§ Your objective: Reproduce all of the listing below without alteration.

+ + + +

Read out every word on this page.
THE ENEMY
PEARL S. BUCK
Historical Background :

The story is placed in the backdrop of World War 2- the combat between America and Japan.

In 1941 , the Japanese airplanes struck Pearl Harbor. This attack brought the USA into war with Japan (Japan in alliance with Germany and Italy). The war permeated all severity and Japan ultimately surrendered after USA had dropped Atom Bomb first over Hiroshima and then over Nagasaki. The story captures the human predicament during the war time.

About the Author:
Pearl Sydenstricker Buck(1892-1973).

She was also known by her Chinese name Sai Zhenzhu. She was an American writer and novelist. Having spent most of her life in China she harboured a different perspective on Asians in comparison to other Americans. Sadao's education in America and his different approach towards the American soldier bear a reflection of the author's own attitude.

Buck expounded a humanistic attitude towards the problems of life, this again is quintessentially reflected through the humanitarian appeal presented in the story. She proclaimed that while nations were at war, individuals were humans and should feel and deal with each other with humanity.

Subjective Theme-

+ + + +

§ Result:
Read out every word on this page.
THE ENEMY
PEARL S. BUCK
Historical Background :

The story is placed in the backdrop of World War 2- the combat between America and Japan.

In 1941 , the Japanese airplanes struck Pearl Harbor. This attack brought the USA into war with Japan (Japan in alliance with Germany and Italy). The war permeated all severity and Japan ultimately surrendered after USA had dropped Atom Bomb first over Hiroshima and then over Nagasaki. The story captures the human predicament during the war time.

About the Author:
Pearl Sydenstricker Buck(1892-1973).

She was also known by her Chinese name Sai Zhenzhu. She was an American writer and novelist. Having spent most of her life in China she harboured a different perspective on Asians in comparison to other Americans. Sadao's education in America and his different approach towards the American soldier bear a reflection of the author's own attitude.

Buck expounded a humanistic attitude towards the problems of life, this again is quintessentially reflected through the humanitarian appeal presented in the story. She proclaimed that while nations were at war, individuals were humans and should feel and deal with each other with humanity.

Subjective Theme-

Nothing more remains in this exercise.